-- Supplied data start --

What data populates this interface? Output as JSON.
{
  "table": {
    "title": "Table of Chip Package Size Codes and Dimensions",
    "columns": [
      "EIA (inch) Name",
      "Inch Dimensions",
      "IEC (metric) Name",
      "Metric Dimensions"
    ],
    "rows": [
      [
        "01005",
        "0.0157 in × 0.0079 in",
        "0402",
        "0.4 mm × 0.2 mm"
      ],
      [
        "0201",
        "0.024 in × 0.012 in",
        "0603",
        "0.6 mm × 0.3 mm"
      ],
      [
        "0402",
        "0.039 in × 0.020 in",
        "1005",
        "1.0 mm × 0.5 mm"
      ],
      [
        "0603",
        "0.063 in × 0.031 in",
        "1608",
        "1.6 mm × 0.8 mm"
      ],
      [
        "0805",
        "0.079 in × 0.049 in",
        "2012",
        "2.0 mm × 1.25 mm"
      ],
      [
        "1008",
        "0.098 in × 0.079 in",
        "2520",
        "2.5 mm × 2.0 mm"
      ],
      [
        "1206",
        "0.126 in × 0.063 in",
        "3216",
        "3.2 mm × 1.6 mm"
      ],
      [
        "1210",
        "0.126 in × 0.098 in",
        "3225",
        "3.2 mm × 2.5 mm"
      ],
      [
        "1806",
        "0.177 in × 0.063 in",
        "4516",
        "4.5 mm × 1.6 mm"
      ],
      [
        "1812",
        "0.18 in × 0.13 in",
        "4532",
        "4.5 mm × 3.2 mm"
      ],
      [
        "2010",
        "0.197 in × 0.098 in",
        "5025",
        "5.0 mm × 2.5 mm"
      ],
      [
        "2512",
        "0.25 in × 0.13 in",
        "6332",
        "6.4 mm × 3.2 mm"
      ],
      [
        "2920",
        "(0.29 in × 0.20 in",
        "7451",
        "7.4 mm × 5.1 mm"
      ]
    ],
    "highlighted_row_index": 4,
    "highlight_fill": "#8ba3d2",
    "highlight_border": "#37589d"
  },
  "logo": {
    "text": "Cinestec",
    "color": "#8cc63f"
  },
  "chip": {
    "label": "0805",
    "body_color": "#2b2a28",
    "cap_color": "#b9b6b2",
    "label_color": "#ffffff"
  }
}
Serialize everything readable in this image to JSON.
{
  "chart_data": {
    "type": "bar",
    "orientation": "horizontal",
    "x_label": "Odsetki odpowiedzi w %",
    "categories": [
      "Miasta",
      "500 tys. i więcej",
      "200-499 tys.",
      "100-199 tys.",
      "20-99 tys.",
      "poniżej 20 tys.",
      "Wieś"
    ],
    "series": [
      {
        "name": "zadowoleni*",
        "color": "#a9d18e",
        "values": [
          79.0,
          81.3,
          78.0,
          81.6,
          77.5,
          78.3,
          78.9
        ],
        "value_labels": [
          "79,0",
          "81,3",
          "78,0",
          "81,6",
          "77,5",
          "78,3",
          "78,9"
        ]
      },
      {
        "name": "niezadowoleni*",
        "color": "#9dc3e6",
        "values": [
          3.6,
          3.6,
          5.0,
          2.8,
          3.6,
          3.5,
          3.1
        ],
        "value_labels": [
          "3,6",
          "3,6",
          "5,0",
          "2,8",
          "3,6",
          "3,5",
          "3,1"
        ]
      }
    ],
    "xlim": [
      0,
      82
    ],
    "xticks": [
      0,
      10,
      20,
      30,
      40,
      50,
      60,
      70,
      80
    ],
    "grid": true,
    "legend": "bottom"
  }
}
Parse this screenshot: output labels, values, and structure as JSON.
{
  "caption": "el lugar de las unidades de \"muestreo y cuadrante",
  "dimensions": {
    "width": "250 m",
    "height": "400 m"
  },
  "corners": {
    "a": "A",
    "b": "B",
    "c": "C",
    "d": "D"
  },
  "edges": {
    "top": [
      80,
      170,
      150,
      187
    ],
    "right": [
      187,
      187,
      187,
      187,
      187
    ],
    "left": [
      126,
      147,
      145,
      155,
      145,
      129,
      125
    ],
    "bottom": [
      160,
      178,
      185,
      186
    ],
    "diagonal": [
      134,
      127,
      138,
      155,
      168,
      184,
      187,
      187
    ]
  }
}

-- Supplied data end --

• [Short problem]: Read through the data and copy every line where "this" shows up.

• [Answer to the exercise]:
What data populates this interface? Output as JSON.
Serialize everything readable in this image to JSON.
Parse this screenshot: output labels, values, and structure as JSON.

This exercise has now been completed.